Transcribe the records that follow, preserving every word.

>> Begin

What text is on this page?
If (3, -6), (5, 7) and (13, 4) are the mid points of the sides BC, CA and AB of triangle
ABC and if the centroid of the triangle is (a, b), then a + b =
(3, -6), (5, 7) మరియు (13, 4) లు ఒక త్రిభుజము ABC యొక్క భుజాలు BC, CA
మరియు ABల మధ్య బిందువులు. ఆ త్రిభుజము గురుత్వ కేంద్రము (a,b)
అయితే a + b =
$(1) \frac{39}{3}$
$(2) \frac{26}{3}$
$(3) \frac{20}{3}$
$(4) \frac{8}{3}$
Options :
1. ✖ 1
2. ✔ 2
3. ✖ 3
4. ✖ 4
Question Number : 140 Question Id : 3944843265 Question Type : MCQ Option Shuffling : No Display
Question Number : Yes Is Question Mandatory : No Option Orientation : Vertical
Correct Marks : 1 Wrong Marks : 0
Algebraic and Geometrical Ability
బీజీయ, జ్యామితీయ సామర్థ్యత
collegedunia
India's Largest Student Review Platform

>> End

[Task response]:
What text is on this page?
If (3, -6), (5, 7) and (13, 4) are the mid points of the sides BC, CA and AB of triangle
ABC and if the centroid of the triangle is (a, b), then a + b =
(3, -6), (5, 7) మరియు (13, 4) లు ఒక త్రిభుజము ABC యొక్క భుజాలు BC, CA
మరియు ABల మధ్య బిందువులు. ఆ త్రిభుజము గురుత్వ కేంద్రము (a,b)
అయితే a + b =
$(1) \frac{39}{3}$
$(2) \frac{26}{3}$
$(3) \frac{20}{3}$
$(4) \frac{8}{3}$
Options :
1. ✖ 1
2. ✔ 2
3. ✖ 3
4. ✖ 4
Question Number : 140 Question Id : 3944843265 Question Type : MCQ Option Shuffling : No Display
Question Number : Yes Is Question Mandatory : No Option Orientation : Vertical
Correct Marks : 1 Wrong Marks : 0
Algebraic and Geometrical Ability
బీజీయ, జ్యామితీయ సామర్థ్యత
collegedunia
India's Largest Student Review Platform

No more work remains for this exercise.